[Recorded data]
◆ ◆ ◆ ◆ ◆ ◆ ◆
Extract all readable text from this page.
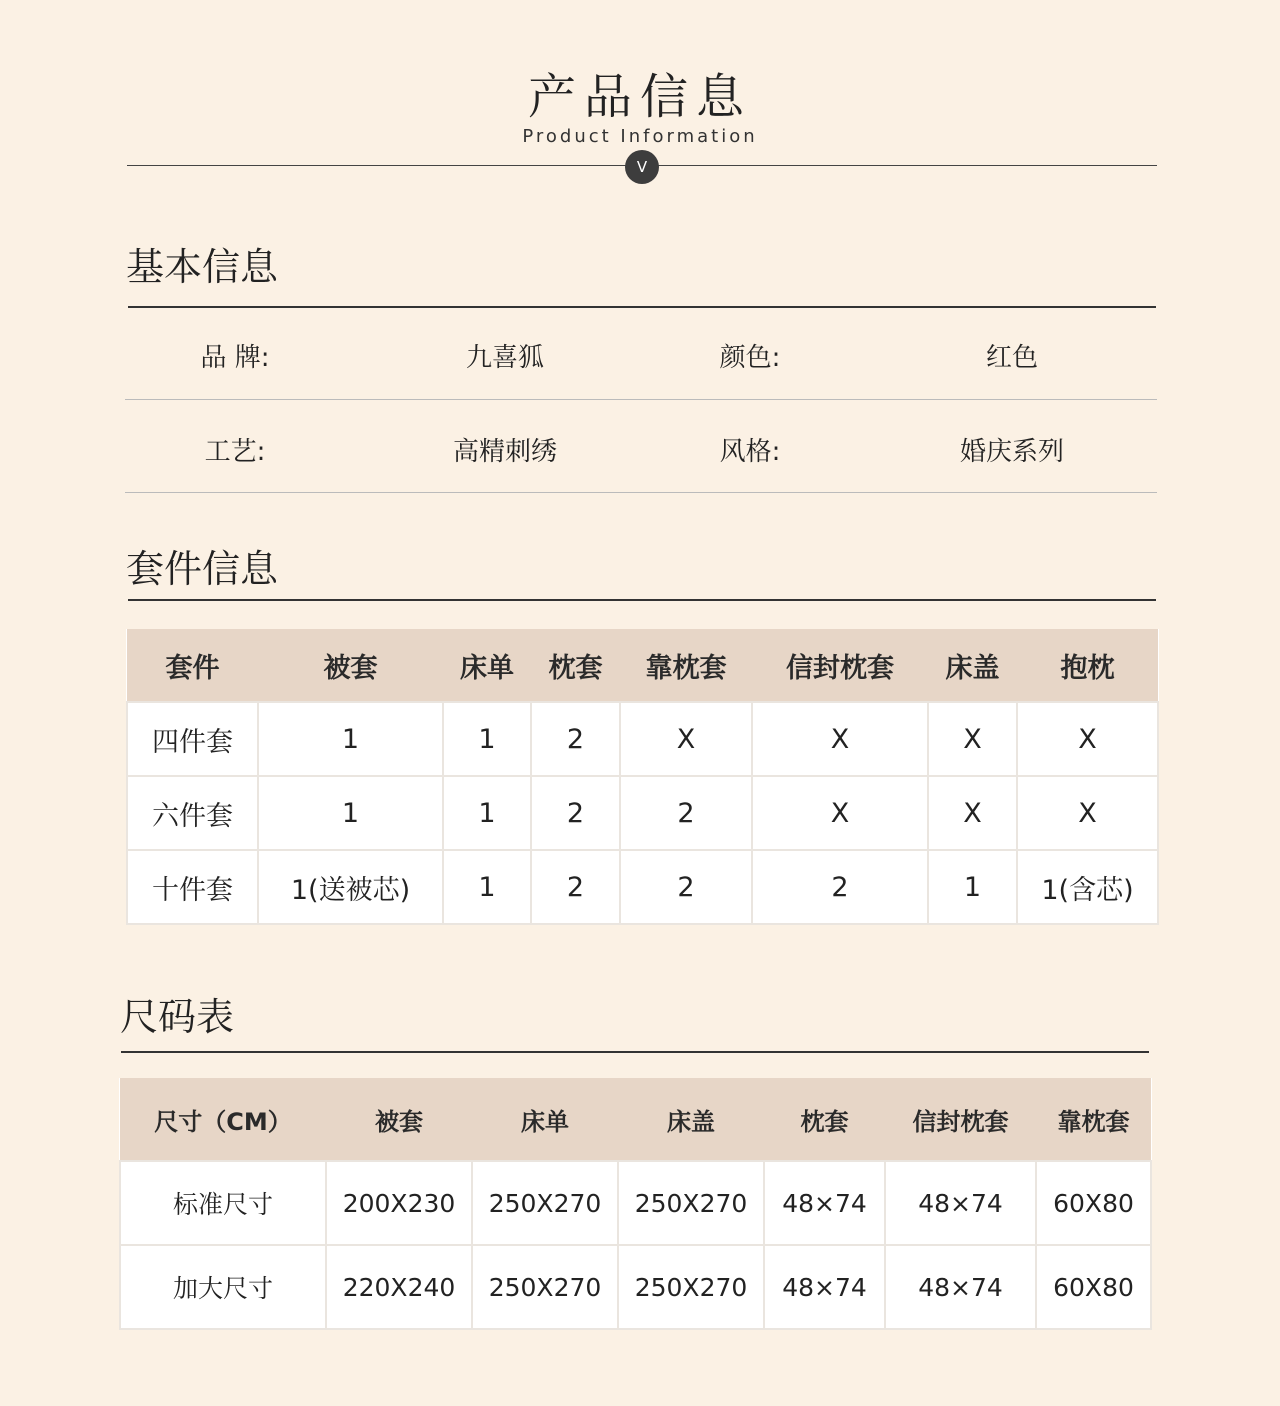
产品信息
Product Information
V
基本信息
品 牌:	九喜狐	颜色:	红色
工艺:	高精刺绣	风格:	婚庆系列
套件信息
套件	被套	床单	枕套	靠枕套	信封枕套	床盖	抱枕
四件套	1	1	2	X	X	X	X
六件套	1	1	2	2	X	X	X
十件套	1(送被芯)	1	2	2	2	1	1(含芯)
尺码表
尺寸（CM）	被套	床单	床盖	枕套	信封枕套	靠枕套
标准尺寸	200X230	250X270	250X270	48×74	48×74	60X80
加大尺寸	220X240	250X270	250X270	48×74	48×74	60X80
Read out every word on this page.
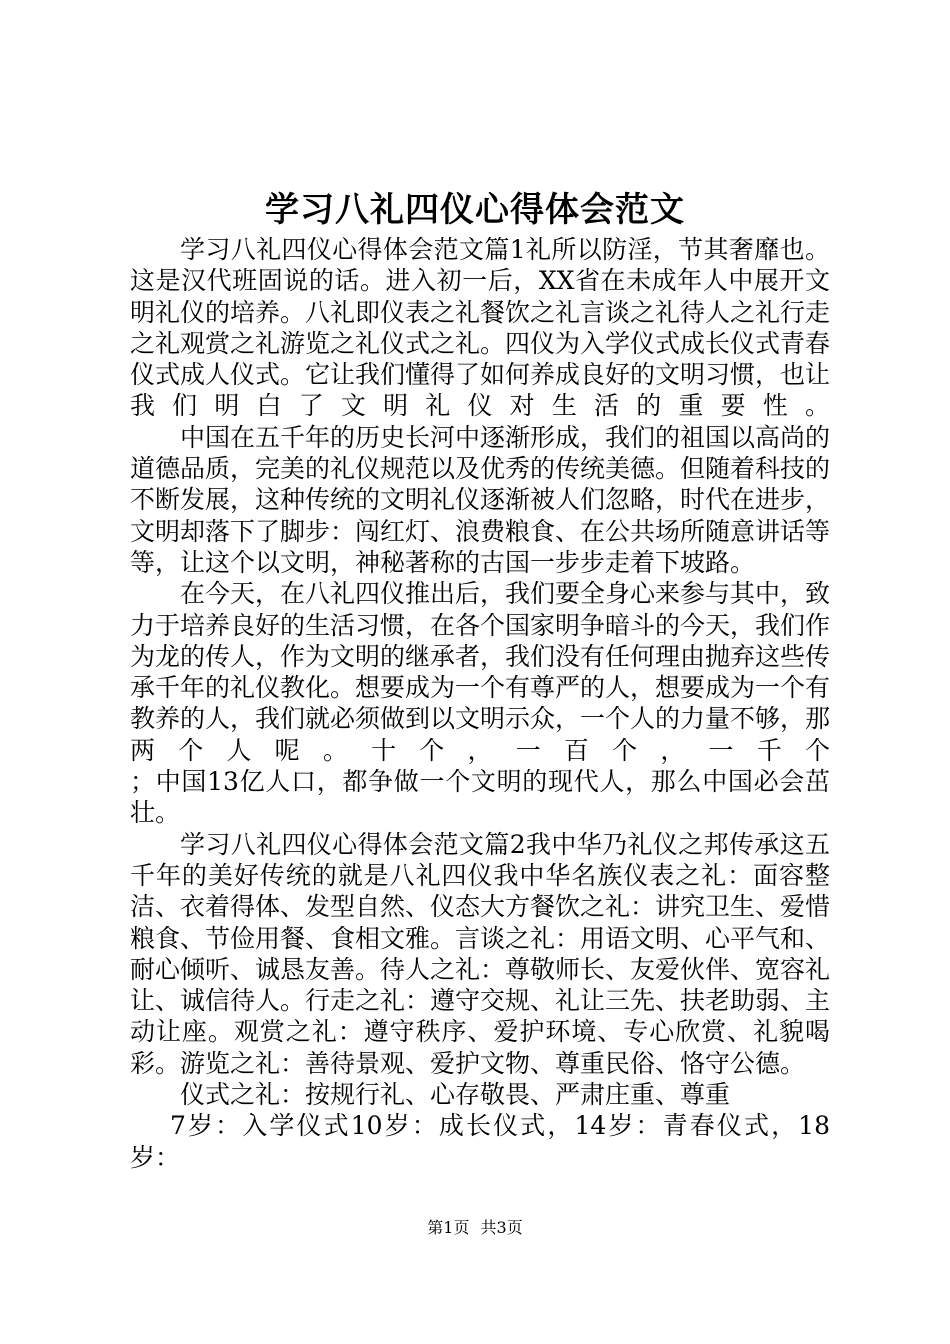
学习八礼四仪心得体会范文

学习八礼四仪心得体会范文篇1礼所以防淫，节其奢靡也。这是汉代班固说的话。进入初一后，XX省在未成年人中展开文明礼仪的培养。八礼即仪表之礼餐饮之礼言谈之礼待人之礼行走之礼观赏之礼游览之礼仪式之礼。四仪为入学仪式成长仪式青春仪式成人仪式。它让我们懂得了如何养成良好的文明习惯，也让我们明白了文明礼仪对生活的重要性。

中国在五千年的历史长河中逐渐形成，我们的祖国以高尚的道德品质，完美的礼仪规范以及优秀的传统美德。但随着科技的不断发展，这种传统的文明礼仪逐渐被人们忽略，时代在进步，文明却落下了脚步：闯红灯、浪费粮食、在公共场所随意讲话等等，让这个以文明，神秘著称的古国一步步走着下坡路。

在今天，在八礼四仪推出后，我们要全身心来参与其中，致力于培养良好的生活习惯，在各个国家明争暗斗的今天，我们作为龙的传人，作为文明的继承者，我们没有任何理由抛弃这些传承千年的礼仪教化。想要成为一个有尊严的人，想要成为一个有教养的人，我们就必须做到以文明示众，一个人的力量不够，那两个人呢。十个，一百个，一千个

；中国13亿人口，都争做一个文明的现代人，那么中国必会茁壮。

学习八礼四仪心得体会范文篇2我中华乃礼仪之邦传承这五千年的美好传统的就是八礼四仪我中华名族仪表之礼：面容整洁、衣着得体、发型自然、仪态大方餐饮之礼：讲究卫生、爱惜粮食、节俭用餐、食相文雅。言谈之礼：用语文明、心平气和、耐心倾听、诚恳友善。待人之礼：尊敬师长、友爱伙伴、宽容礼让、诚信待人。行走之礼：遵守交规、礼让三先、扶老助弱、主动让座。观赏之礼：遵守秩序、爱护环境、专心欣赏、礼貌喝彩。游览之礼：善待景观、爱护文物、尊重民俗、恪守公德。

仪式之礼：按规行礼、心存敬畏、严肃庄重、尊重

7岁：入学仪式10岁：成长仪式，14岁：青春仪式，18岁：

第1页 共3页
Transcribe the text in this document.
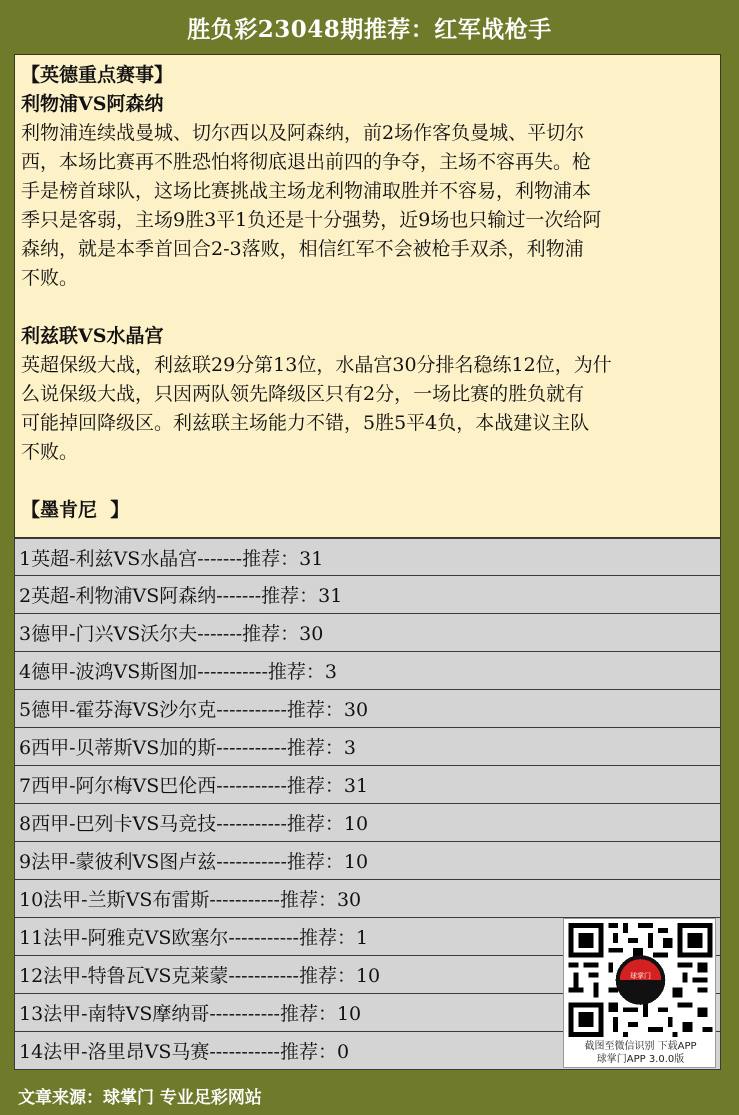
胜负彩23048期推荐：红军战枪手
【英德重点赛事】
利物浦VS阿森纳

利物浦连续战曼城、切尔西以及阿森纳，前2场作客负曼城、平切尔

西，本场比赛再不胜恐怕将彻底退出前四的争夺，主场不容再失。枪

手是榜首球队，这场比赛挑战主场龙利物浦取胜并不容易，利物浦本

季只是客弱，主场9胜3平1负还是十分强势，近9场也只输过一次给阿

森纳，就是本季首回合2-3落败，相信红军不会被枪手双杀，利物浦

不败。

利兹联VS水晶宫

英超保级大战，利兹联29分第13位，水晶宫30分排名稳练12位，为什

么说保级大战，只因两队领先降级区只有2分，一场比赛的胜负就有

可能掉回降级区。利兹联主场能力不错，5胜5平4负，本战建议主队

不败。

【墨肯尼  】
1英超-利兹VS水晶宫-------推荐：31
2英超-利物浦VS阿森纳-------推荐：31
3德甲-门兴VS沃尔夫-------推荐：30
4德甲-波鸿VS斯图加-----------推荐：3
5德甲-霍芬海VS沙尔克-----------推荐：30
6西甲-贝蒂斯VS加的斯-----------推荐：3
7西甲-阿尔梅VS巴伦西-----------推荐：31
8西甲-巴列卡VS马竞技-----------推荐：10
9法甲-蒙彼利VS图卢兹-----------推荐：10
10法甲-兰斯VS布雷斯-----------推荐：30
11法甲-阿雅克VS欧塞尔-----------推荐：1
12法甲-特鲁瓦VS克莱蒙-----------推荐：10
13法甲-南特VS摩纳哥-----------推荐：10
14法甲-洛里昂VS马赛-----------推荐：0
球掌门
截图至微信识别 下载APP
球掌门APP 3.0.0版
文章来源：球掌门 专业足彩网站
◆ ◆ ◆ ◆ ◆ ◆ ◆
• **Goal**
Repeat exactly the lines from the one holding "Transcribe the text in this document." through the last line of the entries, both included; the pictures do not belong in the copy.

• **Result for this task**
Transcribe the text in this document.
胜负彩23048期推荐：红军战枪手
【英德重点赛事】
利物浦VS阿森纳

利物浦连续战曼城、切尔西以及阿森纳，前2场作客负曼城、平切尔

西，本场比赛再不胜恐怕将彻底退出前四的争夺，主场不容再失。枪

手是榜首球队，这场比赛挑战主场龙利物浦取胜并不容易，利物浦本

季只是客弱，主场9胜3平1负还是十分强势，近9场也只输过一次给阿

森纳，就是本季首回合2-3落败，相信红军不会被枪手双杀，利物浦

不败。

利兹联VS水晶宫

英超保级大战，利兹联29分第13位，水晶宫30分排名稳练12位，为什

么说保级大战，只因两队领先降级区只有2分，一场比赛的胜负就有

可能掉回降级区。利兹联主场能力不错，5胜5平4负，本战建议主队

不败。

【墨肯尼  】
1英超-利兹VS水晶宫-------推荐：31
2英超-利物浦VS阿森纳-------推荐：31
3德甲-门兴VS沃尔夫-------推荐：30
4德甲-波鸿VS斯图加-----------推荐：3
5德甲-霍芬海VS沙尔克-----------推荐：30
6西甲-贝蒂斯VS加的斯-----------推荐：3
7西甲-阿尔梅VS巴伦西-----------推荐：31
8西甲-巴列卡VS马竞技-----------推荐：10
9法甲-蒙彼利VS图卢兹-----------推荐：10
10法甲-兰斯VS布雷斯-----------推荐：30
11法甲-阿雅克VS欧塞尔-----------推荐：1
12法甲-特鲁瓦VS克莱蒙-----------推荐：10
13法甲-南特VS摩纳哥-----------推荐：10
14法甲-洛里昂VS马赛-----------推荐：0
球掌门
截图至微信识别 下载APP
球掌门APP 3.0.0版
文章来源：球掌门 专业足彩网站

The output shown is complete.